Output all the data exactly. Pictures do not belong in the copy.
━━━━━ Dataset records ━━━━━
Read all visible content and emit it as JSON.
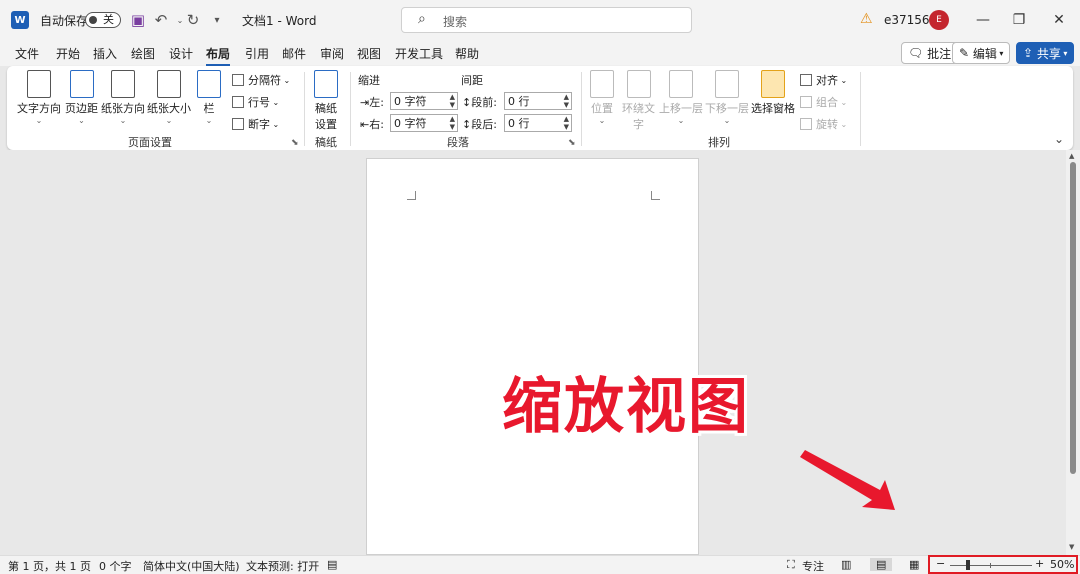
{
  "titlebar": {
    "autosave_label": "自动保存",
    "autosave_state": "关",
    "doc_title": "文档1 - Word",
    "search_placeholder": "搜索",
    "username": "e37156",
    "avatar_initial": "E"
  },
  "menu": [
    "文件",
    "开始",
    "插入",
    "绘图",
    "设计",
    "布局",
    "引用",
    "邮件",
    "审阅",
    "视图",
    "开发工具",
    "帮助"
  ],
  "menu_active": "布局",
  "right_buttons": {
    "comment": "批注",
    "edit": "编辑",
    "share": "共享"
  },
  "ribbon": {
    "page_setup": {
      "buttons": [
        "文字方向",
        "页边距",
        "纸张方向",
        "纸张大小",
        "栏"
      ],
      "small": [
        "分隔符",
        "行号",
        "断字"
      ],
      "label": "页面设置"
    },
    "draft": {
      "button_line1": "稿纸",
      "button_line2": "设置",
      "label": "稿纸"
    },
    "paragraph": {
      "indent_title": "缩进",
      "spacing_title": "间距",
      "left_label": "左:",
      "right_label": "右:",
      "left_value": "0 字符",
      "right_value": "0 字符",
      "before_label": "段前:",
      "after_label": "段后:",
      "before_value": "0 行",
      "after_value": "0 行",
      "label": "段落"
    },
    "arrange": {
      "position": "位置",
      "wrap_line1": "环绕文",
      "wrap_line2": "字",
      "forward": "上移一层",
      "backward": "下移一层",
      "pane": "选择窗格",
      "align": "对齐",
      "group": "组合",
      "rotate": "旋转",
      "label": "排列"
    }
  },
  "overlay_text": "缩放视图",
  "statusbar": {
    "page": "第 1 页，共 1 页",
    "words": "0 个字",
    "language": "简体中文(中国大陆)",
    "predict": "文本预测: 打开",
    "focus": "专注",
    "zoom_percent": "50%"
  },
  "zoom_level": 0.5,
  "colors": {
    "accent": "#1e5fb5",
    "highlight": "#e01b24",
    "overlay_text": "#e8182d"
  }
}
━━━━━
### Full output:
Read all visible content and emit it as JSON.
{
  "titlebar": {
    "autosave_label": "自动保存",
    "autosave_state": "关",
    "doc_title": "文档1 - Word",
    "search_placeholder": "搜索",
    "username": "e37156",
    "avatar_initial": "E"
  },
  "menu": [
    "文件",
    "开始",
    "插入",
    "绘图",
    "设计",
    "布局",
    "引用",
    "邮件",
    "审阅",
    "视图",
    "开发工具",
    "帮助"
  ],
  "menu_active": "布局",
  "right_buttons": {
    "comment": "批注",
    "edit": "编辑",
    "share": "共享"
  },
  "ribbon": {
    "page_setup": {
      "buttons": [
        "文字方向",
        "页边距",
        "纸张方向",
        "纸张大小",
        "栏"
      ],
      "small": [
        "分隔符",
        "行号",
        "断字"
      ],
      "label": "页面设置"
    },
    "draft": {
      "button_line1": "稿纸",
      "button_line2": "设置",
      "label": "稿纸"
    },
    "paragraph": {
      "indent_title": "缩进",
      "spacing_title": "间距",
      "left_label": "左:",
      "right_label": "右:",
      "left_value": "0 字符",
      "right_value": "0 字符",
      "before_label": "段前:",
      "after_label": "段后:",
      "before_value": "0 行",
      "after_value": "0 行",
      "label": "段落"
    },
    "arrange": {
      "position": "位置",
      "wrap_line1": "环绕文",
      "wrap_line2": "字",
      "forward": "上移一层",
      "backward": "下移一层",
      "pane": "选择窗格",
      "align": "对齐",
      "group": "组合",
      "rotate": "旋转",
      "label": "排列"
    }
  },
  "overlay_text": "缩放视图",
  "statusbar": {
    "page": "第 1 页，共 1 页",
    "words": "0 个字",
    "language": "简体中文(中国大陆)",
    "predict": "文本预测: 打开",
    "focus": "专注",
    "zoom_percent": "50%"
  },
  "zoom_level": 0.5,
  "colors": {
    "accent": "#1e5fb5",
    "highlight": "#e01b24",
    "overlay_text": "#e8182d"
  }
}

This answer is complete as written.